Dataset:
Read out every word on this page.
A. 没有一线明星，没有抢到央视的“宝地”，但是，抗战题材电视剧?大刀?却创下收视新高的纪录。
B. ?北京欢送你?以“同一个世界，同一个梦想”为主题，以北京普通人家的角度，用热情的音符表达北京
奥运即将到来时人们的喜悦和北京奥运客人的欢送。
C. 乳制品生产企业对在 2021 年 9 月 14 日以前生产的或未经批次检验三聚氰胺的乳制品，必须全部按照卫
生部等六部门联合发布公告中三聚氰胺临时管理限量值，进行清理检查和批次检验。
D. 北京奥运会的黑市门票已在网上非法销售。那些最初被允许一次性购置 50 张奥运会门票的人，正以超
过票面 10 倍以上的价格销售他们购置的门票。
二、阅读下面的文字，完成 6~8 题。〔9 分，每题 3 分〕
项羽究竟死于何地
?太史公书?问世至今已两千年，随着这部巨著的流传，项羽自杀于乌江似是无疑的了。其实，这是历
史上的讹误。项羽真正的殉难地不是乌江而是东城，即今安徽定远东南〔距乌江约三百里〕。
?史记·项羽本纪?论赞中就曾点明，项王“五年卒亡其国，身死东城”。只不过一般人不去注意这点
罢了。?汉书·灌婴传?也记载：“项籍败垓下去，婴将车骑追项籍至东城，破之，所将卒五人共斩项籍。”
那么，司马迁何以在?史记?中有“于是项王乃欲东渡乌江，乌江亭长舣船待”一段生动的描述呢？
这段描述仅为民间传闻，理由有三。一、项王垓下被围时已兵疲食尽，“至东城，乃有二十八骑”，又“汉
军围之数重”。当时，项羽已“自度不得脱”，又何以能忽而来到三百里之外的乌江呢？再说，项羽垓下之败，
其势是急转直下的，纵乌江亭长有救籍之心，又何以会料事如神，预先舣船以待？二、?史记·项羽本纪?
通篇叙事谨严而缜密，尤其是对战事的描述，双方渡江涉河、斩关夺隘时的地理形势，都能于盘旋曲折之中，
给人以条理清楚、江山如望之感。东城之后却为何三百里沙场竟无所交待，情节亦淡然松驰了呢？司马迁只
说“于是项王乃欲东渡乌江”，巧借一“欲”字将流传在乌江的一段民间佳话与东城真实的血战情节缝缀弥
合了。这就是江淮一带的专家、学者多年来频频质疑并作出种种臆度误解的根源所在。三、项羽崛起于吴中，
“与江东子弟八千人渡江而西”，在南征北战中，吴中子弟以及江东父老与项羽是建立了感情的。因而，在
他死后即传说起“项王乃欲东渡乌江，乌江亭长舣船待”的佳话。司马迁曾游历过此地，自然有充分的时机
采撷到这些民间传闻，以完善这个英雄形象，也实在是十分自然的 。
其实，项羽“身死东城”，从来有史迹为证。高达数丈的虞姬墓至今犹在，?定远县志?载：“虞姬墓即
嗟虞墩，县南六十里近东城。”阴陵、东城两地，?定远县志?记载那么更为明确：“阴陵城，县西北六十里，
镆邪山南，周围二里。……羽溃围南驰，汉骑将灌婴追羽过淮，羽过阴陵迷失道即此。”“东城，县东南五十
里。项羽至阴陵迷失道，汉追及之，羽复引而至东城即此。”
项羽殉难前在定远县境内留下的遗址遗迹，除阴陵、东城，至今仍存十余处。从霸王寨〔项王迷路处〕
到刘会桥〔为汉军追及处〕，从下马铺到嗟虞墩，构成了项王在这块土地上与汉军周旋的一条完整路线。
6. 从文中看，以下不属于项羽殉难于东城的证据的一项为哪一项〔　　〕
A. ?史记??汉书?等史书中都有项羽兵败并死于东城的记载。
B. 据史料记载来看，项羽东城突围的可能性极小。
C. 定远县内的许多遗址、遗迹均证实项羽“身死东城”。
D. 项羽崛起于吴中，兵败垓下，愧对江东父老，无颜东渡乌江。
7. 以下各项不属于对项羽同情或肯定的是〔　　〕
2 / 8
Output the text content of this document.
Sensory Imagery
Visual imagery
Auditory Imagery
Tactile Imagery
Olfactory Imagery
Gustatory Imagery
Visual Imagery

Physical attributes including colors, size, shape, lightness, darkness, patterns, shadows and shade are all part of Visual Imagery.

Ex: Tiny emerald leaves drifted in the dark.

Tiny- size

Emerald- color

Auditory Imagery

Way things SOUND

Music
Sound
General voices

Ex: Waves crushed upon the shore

Do this:
The lines to reproduce run from the line containing "Output the text content of this document." to the end of the listing; write them out exactly and add nothing.

Correct output:
Output the text content of this document.
Sensory Imagery
Visual imagery
Auditory Imagery
Tactile Imagery
Olfactory Imagery
Gustatory Imagery
Visual Imagery

Physical attributes including colors, size, shape, lightness, darkness, patterns, shadows and shade are all part of Visual Imagery.

Ex: Tiny emerald leaves drifted in the dark.

Tiny- size

Emerald- color

Auditory Imagery

Way things SOUND

Music
Sound
General voices

Ex: Waves crushed upon the shore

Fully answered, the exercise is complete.